WORK INSTRUCTIONS:
Copy out the review of Gornick's essay collection below in full, word for word.

# START OF EXCERPT TO READ

Gornick’s (The Odd Woman and the City, 2016) ferocious but principled intelligence emanates from each of the essays in this distinctive collection.
Rereading texts, and comparing her most recent perceptions against those of the past, is the linchpin of the book, with the author revisiting such celebrated novels as D.H. Lawrence's Sons and Lovers, Colette's The Vagabond, Marguerite Duras' The Lover, and Elizabeth Bowen's The House in Paris. Gornick also explores the history and changing face of Jewish American fiction as expressions of "the other." The author reads more deeply and keenly than most, with perceptions amplified by the perspective of her 84 years. Though she was an avatar of "personal journalism" and a former staff writer for the Village Voice—a publication that “had a muckraking bent which made its writers…sound as if they were routinely holding a gun to society’s head”—here, Gornick mostly subordinates her politics to the power of literature, to the books that have always been her intimates, old friends to whom she could turn time and again. "I read ever and only to feel the power of Life with a capital L," she writes; it shows. The author believes that for those willing to relinquish treasured but outmoded interpretations, rereading over a span of decades can be a journey, sometimes unsettling, toward richer meanings of books that are touchstones of one's life. As always, Gornick reveals as much about herself as about the writers whose works she explores; particularly arresting are her essays on Lawrence and on Natalia Ginzburg. Some may feel she has a tendency to overdramatize, but none will question her intellectual honesty. It is reflected throughout, perhaps nowhere so vividly as in a vignette involving a stay in Israel, where, try as she might, Gornick could not get past the "appalling tribalism of the culture.”

# END OF EXCERPT TO READ
# START OF DATASET RECORDS

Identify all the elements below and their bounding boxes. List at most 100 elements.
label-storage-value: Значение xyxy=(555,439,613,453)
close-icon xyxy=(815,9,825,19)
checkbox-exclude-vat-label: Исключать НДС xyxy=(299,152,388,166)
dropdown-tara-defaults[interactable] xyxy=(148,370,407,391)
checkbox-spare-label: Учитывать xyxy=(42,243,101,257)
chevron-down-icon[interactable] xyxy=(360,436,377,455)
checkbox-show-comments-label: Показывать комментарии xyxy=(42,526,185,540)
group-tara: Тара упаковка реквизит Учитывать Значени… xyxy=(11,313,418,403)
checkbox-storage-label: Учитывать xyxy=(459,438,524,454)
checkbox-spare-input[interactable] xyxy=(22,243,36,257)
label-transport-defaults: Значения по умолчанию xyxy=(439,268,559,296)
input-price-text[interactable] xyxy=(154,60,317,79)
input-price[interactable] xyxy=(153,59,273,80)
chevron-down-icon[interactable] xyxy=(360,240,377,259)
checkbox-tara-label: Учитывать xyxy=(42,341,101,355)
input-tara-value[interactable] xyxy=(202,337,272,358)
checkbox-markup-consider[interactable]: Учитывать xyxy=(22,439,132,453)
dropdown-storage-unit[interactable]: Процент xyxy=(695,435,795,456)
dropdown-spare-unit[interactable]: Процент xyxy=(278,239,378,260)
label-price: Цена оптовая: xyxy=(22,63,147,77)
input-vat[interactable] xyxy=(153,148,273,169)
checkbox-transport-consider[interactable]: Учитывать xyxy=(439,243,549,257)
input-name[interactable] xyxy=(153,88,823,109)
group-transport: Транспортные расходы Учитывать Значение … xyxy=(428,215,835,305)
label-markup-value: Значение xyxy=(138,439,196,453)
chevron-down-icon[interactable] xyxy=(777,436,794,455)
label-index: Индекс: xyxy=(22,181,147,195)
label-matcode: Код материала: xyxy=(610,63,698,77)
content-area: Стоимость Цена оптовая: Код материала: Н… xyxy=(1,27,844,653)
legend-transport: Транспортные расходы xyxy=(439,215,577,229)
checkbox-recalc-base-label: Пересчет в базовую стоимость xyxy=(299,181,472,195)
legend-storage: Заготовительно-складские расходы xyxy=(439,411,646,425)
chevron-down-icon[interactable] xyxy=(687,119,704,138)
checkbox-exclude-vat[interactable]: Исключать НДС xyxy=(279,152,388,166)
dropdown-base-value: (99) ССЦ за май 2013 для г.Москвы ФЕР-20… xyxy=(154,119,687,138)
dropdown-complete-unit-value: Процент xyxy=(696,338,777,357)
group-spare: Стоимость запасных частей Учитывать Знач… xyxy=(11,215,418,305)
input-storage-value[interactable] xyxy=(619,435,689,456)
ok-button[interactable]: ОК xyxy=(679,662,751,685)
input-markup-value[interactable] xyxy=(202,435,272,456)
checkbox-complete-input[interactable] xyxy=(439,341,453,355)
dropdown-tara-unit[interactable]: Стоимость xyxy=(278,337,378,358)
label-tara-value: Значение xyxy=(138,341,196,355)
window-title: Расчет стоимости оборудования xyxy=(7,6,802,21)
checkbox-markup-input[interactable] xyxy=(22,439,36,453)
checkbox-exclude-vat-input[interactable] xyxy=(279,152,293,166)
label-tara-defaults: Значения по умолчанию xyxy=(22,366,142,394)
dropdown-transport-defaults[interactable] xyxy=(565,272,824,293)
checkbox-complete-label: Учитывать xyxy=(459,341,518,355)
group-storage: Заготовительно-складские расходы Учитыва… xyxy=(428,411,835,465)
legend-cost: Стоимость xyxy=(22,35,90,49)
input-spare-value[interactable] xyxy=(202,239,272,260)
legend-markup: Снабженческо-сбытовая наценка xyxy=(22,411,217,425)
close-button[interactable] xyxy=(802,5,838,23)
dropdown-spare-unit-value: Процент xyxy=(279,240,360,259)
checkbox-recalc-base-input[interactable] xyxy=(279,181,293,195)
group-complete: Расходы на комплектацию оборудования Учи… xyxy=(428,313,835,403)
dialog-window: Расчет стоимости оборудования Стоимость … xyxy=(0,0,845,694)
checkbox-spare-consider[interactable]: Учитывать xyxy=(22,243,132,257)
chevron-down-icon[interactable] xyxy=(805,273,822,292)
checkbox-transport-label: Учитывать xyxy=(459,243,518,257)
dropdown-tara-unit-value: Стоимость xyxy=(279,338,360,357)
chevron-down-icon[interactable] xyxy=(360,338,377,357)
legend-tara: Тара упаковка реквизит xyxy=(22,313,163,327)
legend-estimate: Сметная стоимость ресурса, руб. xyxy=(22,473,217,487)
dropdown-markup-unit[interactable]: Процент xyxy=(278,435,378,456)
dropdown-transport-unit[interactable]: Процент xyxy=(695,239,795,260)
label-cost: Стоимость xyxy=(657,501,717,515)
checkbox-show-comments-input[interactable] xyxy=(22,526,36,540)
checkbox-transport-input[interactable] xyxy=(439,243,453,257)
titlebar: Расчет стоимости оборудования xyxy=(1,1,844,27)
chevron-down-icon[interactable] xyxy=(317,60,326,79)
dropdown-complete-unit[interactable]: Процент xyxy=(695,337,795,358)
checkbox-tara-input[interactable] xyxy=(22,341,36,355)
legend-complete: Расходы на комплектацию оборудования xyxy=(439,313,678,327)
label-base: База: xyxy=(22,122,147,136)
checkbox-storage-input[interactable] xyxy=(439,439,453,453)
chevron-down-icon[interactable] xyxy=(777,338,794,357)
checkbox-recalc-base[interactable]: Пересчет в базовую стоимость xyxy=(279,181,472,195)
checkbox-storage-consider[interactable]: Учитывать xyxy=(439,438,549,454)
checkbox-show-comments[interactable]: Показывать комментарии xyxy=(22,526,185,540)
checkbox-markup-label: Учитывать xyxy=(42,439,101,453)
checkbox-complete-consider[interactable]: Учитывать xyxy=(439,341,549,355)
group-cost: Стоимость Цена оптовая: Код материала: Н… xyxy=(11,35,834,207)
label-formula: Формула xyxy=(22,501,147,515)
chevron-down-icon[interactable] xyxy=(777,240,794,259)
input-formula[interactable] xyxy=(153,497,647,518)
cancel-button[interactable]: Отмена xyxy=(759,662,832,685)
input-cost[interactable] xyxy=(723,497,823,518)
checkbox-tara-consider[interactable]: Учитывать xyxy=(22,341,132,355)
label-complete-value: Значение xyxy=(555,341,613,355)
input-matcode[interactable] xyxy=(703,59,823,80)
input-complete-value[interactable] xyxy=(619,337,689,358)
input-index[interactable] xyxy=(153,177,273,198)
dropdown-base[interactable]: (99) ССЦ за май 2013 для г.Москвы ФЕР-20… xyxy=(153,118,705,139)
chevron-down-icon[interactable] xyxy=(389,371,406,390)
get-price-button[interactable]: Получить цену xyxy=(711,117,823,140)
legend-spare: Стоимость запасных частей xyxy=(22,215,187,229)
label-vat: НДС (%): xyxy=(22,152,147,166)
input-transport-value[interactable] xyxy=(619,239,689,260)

# END OF DATASET RECORDS

SOLUTION FOR THIS EXERCISE:
Gornick’s (The Odd Woman and the City, 2016) ferocious but principled intelligence emanates from each of the essays in this distinctive collection.
Rereading texts, and comparing her most recent perceptions against those of the past, is the linchpin of the book, with the author revisiting such celebrated novels as D.H. Lawrence's Sons and Lovers, Colette's The Vagabond, Marguerite Duras' The Lover, and Elizabeth Bowen's The House in Paris. Gornick also explores the history and changing face of Jewish American fiction as expressions of "the other." The author reads more deeply and keenly than most, with perceptions amplified by the perspective of her 84 years. Though she was an avatar of "personal journalism" and a former staff writer for the Village Voice—a publication that “had a muckraking bent which made its writers…sound as if they were routinely holding a gun to society’s head”—here, Gornick mostly subordinates her politics to the power of literature, to the books that have always been her intimates, old friends to whom she could turn time and again. "I read ever and only to feel the power of Life with a capital L," she writes; it shows. The author believes that for those willing to relinquish treasured but outmoded interpretations, rereading over a span of decades can be a journey, sometimes unsettling, toward richer meanings of books that are touchstones of one's life. As always, Gornick reveals as much about herself as about the writers whose works she explores; particularly arresting are her essays on Lawrence and on Natalia Ginzburg. Some may feel she has a tendency to overdramatize, but none will question her intellectual honesty. It is reflected throughout, perhaps nowhere so vividly as in a vignette involving a stay in Israel, where, try as she might, Gornick could not get past the "appalling tribalism of the culture.”